-- Supplied information start --

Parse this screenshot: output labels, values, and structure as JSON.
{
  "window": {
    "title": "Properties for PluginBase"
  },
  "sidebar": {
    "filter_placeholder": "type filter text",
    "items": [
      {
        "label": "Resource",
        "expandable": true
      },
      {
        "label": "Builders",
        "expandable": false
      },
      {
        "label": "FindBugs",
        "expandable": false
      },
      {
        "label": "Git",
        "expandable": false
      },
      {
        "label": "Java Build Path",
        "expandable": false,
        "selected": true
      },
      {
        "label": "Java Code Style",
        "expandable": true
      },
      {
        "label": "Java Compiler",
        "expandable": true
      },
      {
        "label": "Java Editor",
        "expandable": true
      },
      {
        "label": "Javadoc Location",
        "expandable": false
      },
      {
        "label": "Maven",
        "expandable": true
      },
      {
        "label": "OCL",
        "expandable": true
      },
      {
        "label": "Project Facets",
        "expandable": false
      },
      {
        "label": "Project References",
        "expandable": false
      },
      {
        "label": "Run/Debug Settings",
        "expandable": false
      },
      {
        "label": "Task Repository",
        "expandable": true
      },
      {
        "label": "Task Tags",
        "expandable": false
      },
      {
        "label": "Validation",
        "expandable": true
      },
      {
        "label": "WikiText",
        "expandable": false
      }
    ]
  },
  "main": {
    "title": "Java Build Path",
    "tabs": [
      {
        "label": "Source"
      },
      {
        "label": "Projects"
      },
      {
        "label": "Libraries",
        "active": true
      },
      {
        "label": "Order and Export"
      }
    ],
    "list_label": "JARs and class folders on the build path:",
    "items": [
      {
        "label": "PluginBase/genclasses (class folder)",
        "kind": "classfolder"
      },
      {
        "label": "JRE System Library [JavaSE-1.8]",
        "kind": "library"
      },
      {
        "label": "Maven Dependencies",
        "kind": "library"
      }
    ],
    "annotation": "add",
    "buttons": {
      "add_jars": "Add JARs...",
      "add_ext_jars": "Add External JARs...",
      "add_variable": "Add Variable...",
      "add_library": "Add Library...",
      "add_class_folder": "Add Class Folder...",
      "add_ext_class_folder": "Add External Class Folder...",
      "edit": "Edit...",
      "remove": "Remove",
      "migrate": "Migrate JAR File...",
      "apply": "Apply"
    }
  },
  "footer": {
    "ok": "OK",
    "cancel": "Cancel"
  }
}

-- Supplied information end --
-- Supplied information start --

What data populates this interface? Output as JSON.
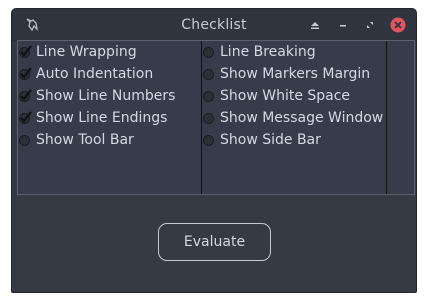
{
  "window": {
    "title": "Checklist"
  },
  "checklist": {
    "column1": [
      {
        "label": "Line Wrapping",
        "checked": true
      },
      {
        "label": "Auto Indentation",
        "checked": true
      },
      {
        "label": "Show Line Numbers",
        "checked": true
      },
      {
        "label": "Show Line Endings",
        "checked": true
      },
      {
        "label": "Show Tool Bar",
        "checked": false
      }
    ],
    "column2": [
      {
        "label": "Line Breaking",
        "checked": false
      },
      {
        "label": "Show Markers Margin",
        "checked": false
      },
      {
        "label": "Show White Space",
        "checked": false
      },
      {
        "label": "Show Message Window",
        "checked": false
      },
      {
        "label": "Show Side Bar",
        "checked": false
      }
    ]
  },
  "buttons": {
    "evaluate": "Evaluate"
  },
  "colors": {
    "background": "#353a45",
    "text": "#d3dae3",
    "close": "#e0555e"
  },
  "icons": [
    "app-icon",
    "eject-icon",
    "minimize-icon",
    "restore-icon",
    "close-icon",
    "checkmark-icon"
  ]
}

-- Supplied information end --

Copy every line of the records above that holds the word "this".

▶ Problem solution
Parse this screenshot: output labels, values, and structure as JSON.
What data populates this interface? Output as JSON.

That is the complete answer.